──────── DATA TO USE ────────

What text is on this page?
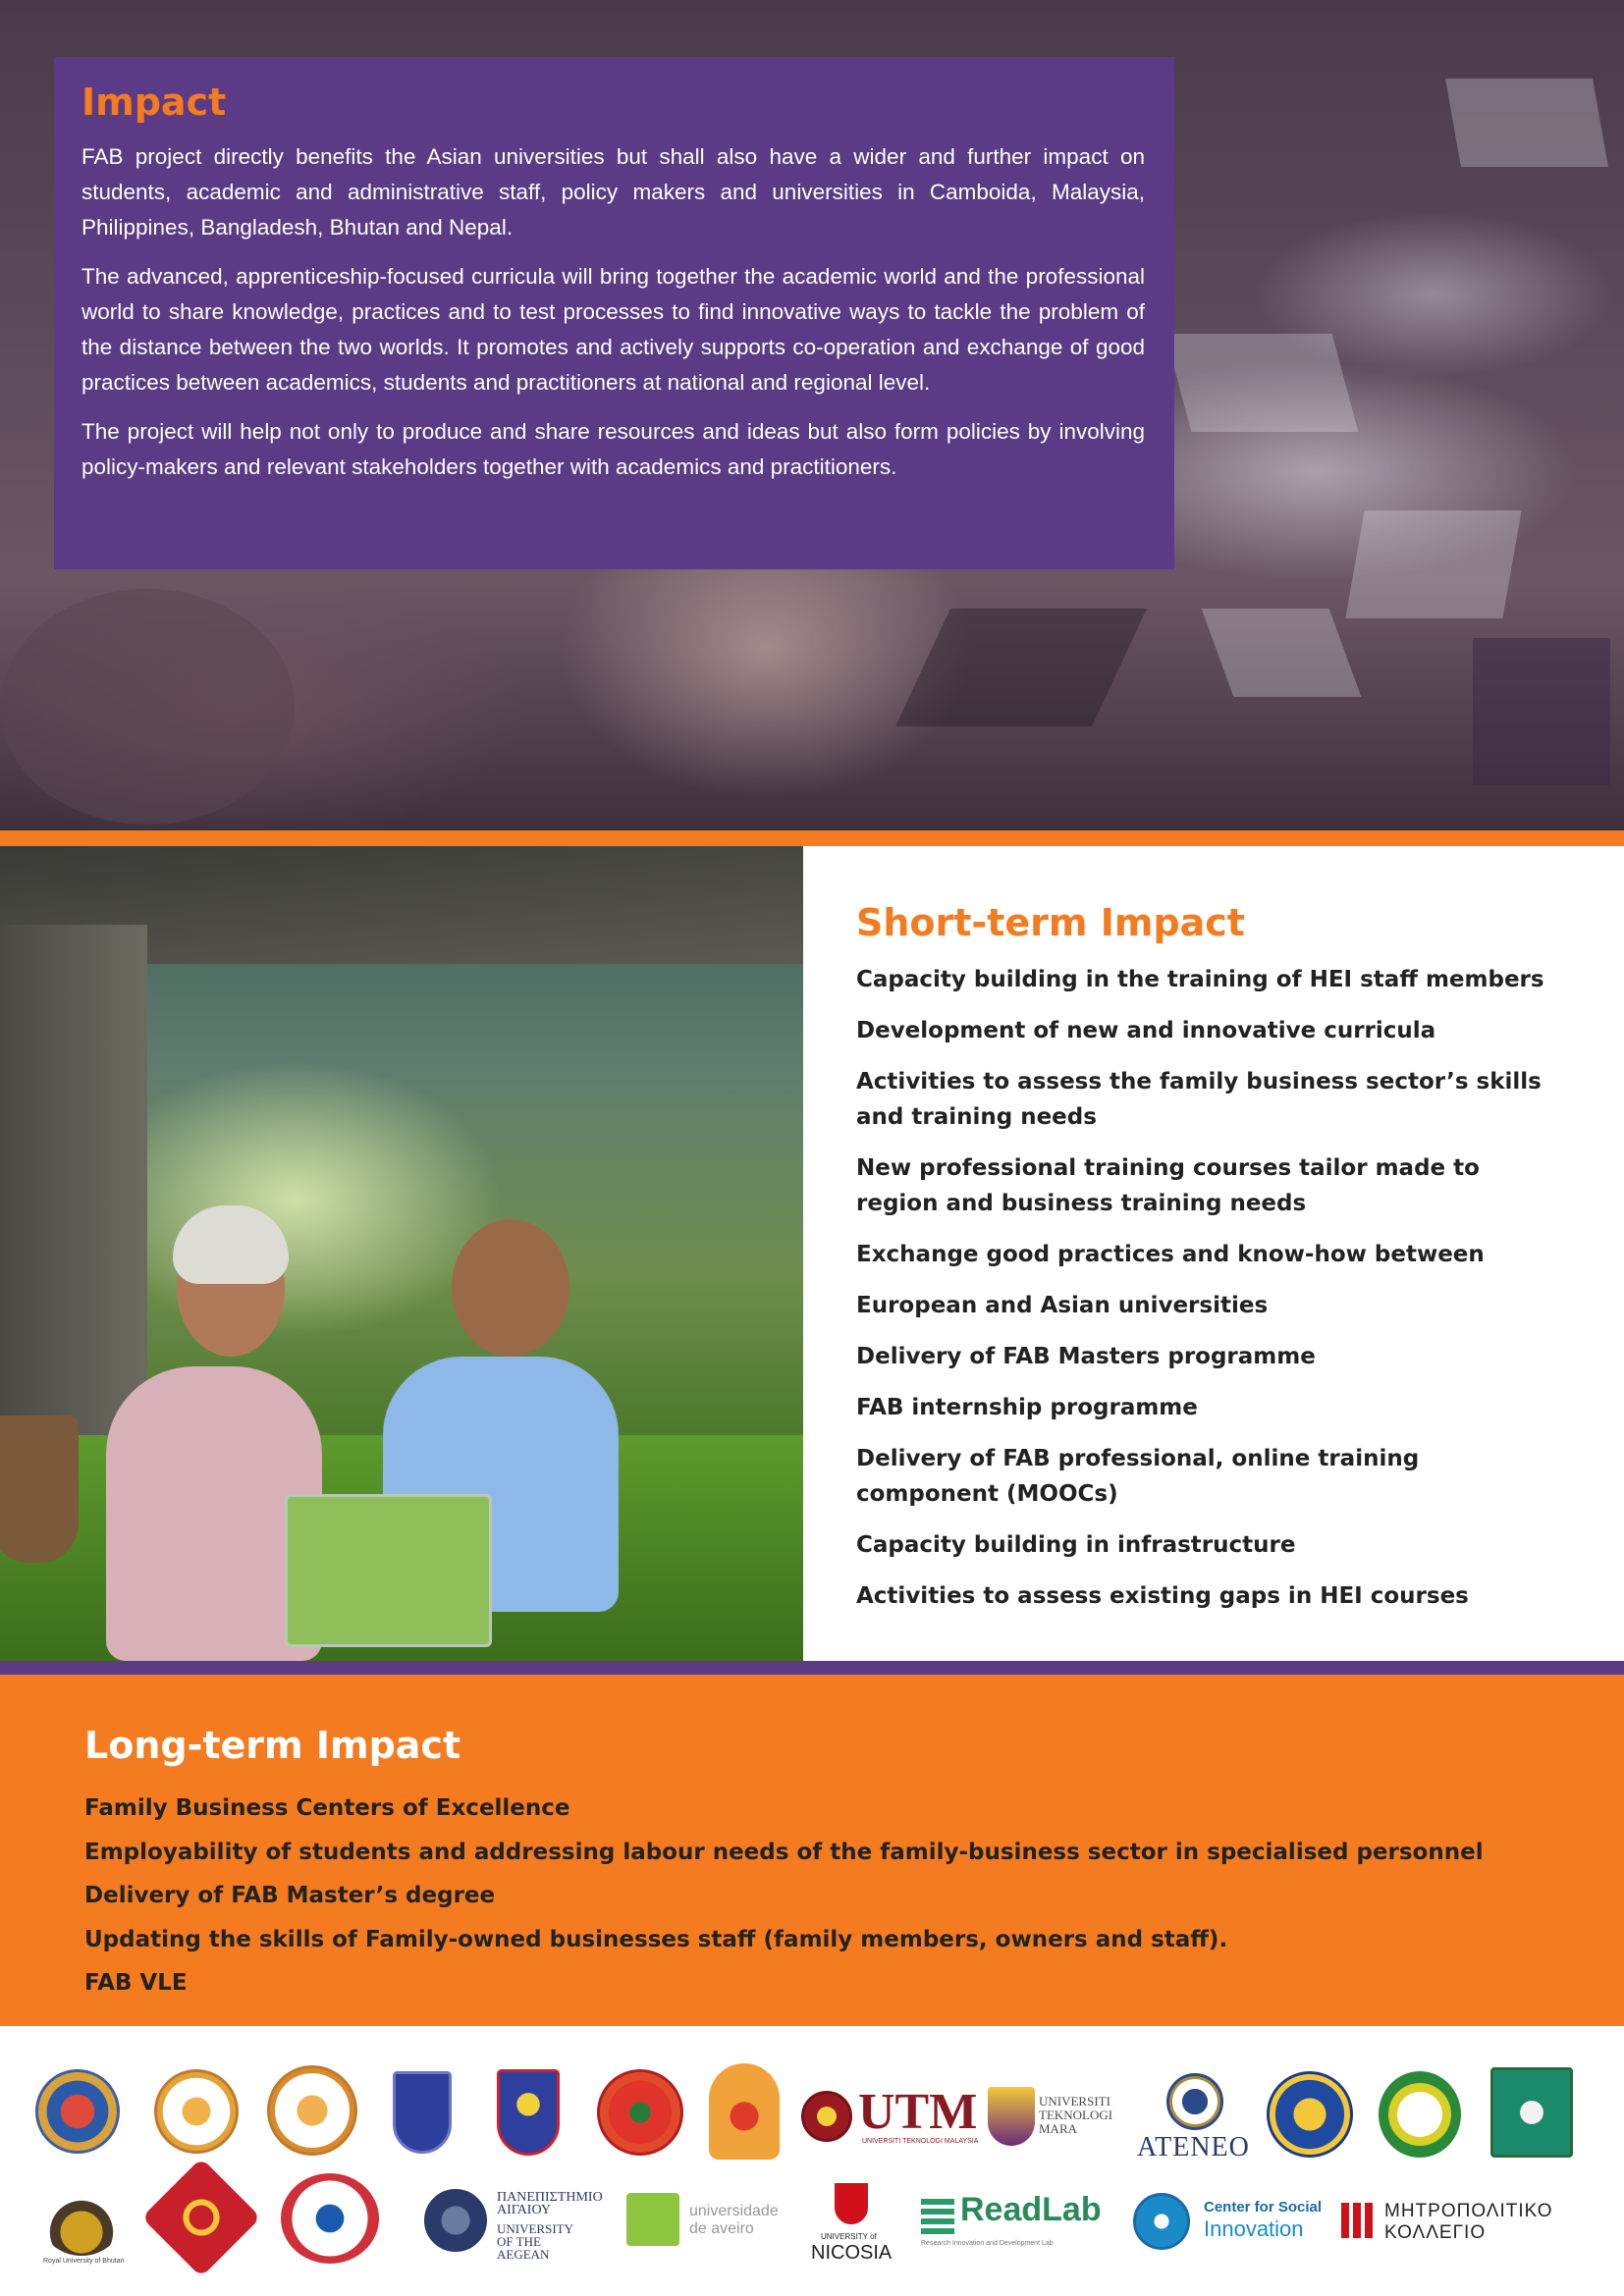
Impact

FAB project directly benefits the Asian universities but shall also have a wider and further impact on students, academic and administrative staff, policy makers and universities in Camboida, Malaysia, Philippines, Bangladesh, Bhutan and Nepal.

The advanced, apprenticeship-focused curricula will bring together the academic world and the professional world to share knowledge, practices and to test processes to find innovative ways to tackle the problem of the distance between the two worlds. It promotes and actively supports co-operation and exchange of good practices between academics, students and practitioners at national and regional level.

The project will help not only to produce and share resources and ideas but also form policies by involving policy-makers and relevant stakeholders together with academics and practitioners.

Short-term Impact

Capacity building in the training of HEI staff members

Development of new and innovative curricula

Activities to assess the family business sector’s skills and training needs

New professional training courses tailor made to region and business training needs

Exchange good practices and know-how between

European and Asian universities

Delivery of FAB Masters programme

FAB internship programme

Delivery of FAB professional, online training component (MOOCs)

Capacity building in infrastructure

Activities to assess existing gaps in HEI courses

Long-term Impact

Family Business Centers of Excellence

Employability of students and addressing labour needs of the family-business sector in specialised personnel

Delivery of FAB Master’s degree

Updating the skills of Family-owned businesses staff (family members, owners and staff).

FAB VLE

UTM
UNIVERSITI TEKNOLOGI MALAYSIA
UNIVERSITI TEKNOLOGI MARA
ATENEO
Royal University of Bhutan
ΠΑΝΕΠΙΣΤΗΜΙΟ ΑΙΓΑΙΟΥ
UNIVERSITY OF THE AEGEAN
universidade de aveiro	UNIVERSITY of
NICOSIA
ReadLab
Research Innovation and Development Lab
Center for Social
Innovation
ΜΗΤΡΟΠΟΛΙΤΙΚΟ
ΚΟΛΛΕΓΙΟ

────────
──────── DATA TO USE ────────

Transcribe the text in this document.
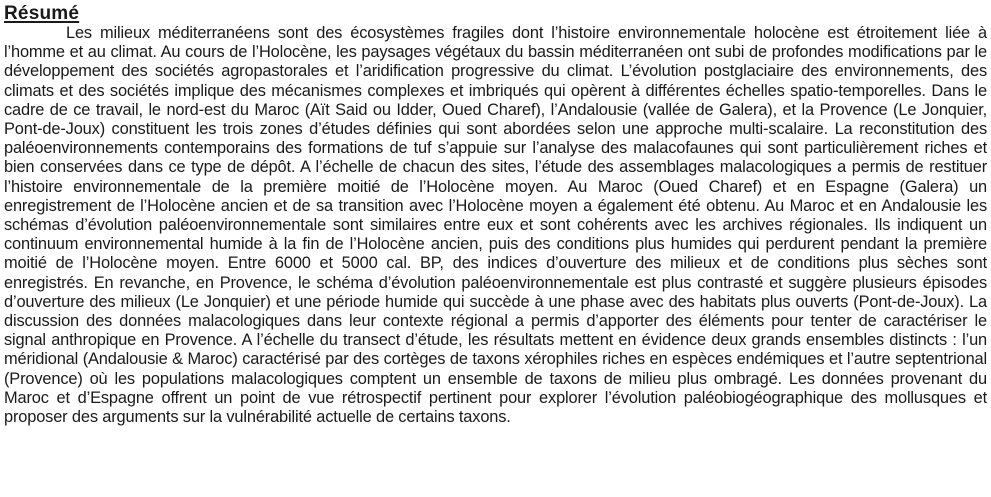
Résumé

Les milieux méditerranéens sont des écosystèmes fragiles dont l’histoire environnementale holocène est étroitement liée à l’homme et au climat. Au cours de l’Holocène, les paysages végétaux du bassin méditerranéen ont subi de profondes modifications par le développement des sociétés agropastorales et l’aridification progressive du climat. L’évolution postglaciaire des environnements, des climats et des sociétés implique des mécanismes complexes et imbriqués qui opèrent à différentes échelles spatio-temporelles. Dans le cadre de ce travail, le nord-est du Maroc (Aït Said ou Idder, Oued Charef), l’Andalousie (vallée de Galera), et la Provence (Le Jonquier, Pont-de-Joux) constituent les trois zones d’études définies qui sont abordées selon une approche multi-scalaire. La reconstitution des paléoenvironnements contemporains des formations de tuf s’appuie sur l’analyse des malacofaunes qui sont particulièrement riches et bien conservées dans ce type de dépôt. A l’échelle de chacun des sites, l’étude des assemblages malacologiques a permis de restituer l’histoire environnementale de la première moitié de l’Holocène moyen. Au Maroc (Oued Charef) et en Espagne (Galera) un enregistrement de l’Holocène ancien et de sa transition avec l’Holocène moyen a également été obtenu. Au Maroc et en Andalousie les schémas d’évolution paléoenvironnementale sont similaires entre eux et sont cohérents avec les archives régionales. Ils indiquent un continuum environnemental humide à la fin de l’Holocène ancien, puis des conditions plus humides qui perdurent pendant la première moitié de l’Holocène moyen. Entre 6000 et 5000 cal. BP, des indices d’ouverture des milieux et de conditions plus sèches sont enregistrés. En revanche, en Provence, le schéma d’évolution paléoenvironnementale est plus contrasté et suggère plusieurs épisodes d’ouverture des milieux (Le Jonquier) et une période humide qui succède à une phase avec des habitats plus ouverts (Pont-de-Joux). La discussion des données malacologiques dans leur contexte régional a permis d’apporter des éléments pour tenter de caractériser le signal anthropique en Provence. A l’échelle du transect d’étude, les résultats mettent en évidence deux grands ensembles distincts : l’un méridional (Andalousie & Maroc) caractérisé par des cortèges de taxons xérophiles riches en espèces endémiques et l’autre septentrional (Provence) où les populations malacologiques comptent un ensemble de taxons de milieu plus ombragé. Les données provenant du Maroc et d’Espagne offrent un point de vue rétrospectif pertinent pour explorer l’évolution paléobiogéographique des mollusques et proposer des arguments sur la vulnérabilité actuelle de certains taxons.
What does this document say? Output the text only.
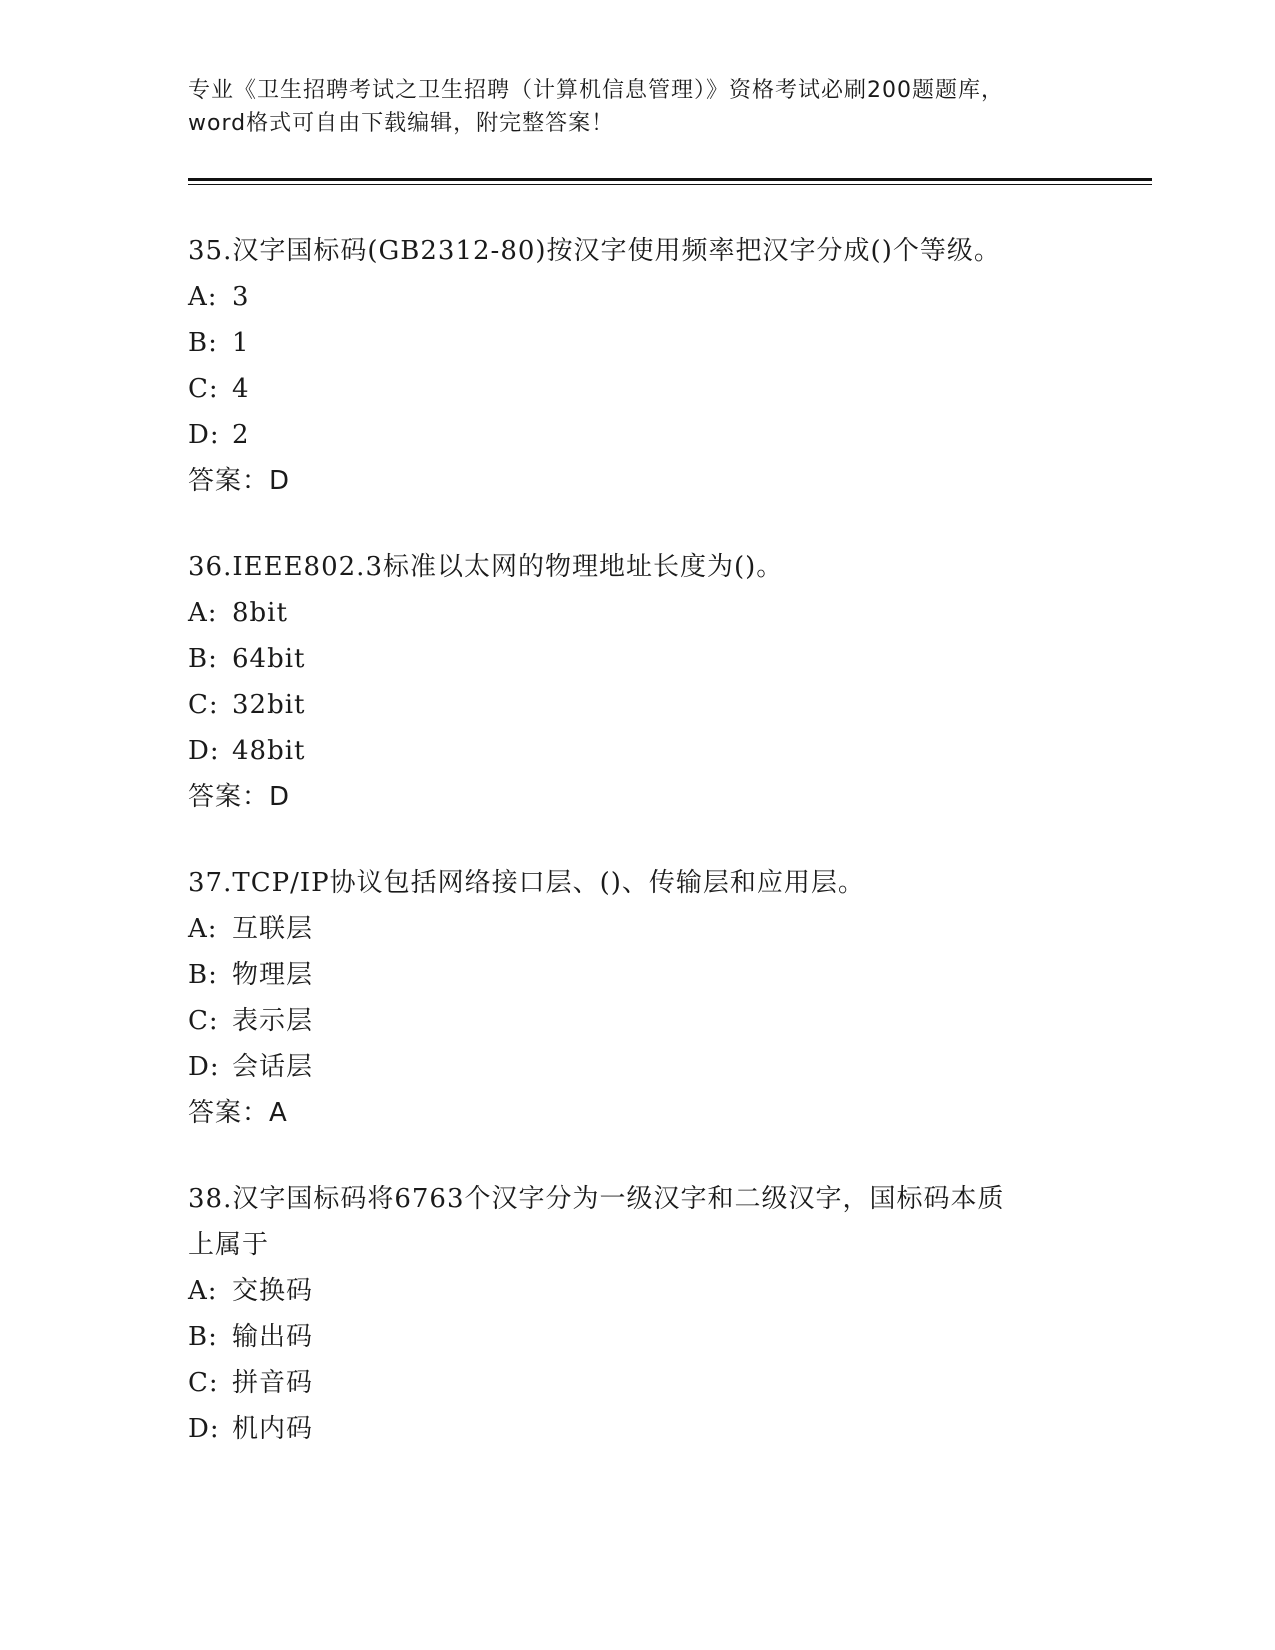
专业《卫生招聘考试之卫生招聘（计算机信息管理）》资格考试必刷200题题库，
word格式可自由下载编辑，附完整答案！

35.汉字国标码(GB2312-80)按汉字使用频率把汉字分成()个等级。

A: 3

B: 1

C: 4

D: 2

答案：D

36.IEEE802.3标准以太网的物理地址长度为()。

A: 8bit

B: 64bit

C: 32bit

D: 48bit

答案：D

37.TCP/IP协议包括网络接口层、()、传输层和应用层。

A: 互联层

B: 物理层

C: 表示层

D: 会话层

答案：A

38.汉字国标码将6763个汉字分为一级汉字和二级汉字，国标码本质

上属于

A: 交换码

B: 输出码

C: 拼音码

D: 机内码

────────
──────── DATA TO USE ────────

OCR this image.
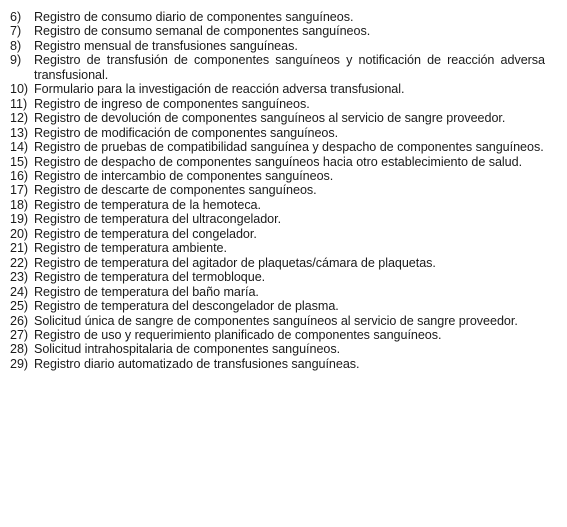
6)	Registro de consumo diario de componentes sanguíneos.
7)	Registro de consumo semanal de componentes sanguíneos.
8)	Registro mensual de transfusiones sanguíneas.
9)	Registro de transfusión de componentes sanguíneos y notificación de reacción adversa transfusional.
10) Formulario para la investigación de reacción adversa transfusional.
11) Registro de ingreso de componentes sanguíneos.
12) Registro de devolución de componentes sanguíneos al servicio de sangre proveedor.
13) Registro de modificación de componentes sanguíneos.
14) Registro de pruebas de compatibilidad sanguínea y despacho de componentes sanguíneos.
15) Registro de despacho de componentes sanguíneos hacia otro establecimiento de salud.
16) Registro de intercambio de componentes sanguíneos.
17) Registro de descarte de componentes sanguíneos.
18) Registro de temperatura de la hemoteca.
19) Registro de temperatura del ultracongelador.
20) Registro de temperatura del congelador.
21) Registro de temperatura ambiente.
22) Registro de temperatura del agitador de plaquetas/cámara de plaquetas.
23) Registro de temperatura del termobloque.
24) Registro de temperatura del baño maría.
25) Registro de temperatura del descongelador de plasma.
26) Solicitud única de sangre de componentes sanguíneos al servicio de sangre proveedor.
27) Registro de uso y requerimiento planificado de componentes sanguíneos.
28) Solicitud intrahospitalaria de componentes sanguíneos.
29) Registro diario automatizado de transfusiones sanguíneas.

────────

Give only the count of lines in this material that contain the string "needs".

◆ **TASK ANSWER**: 3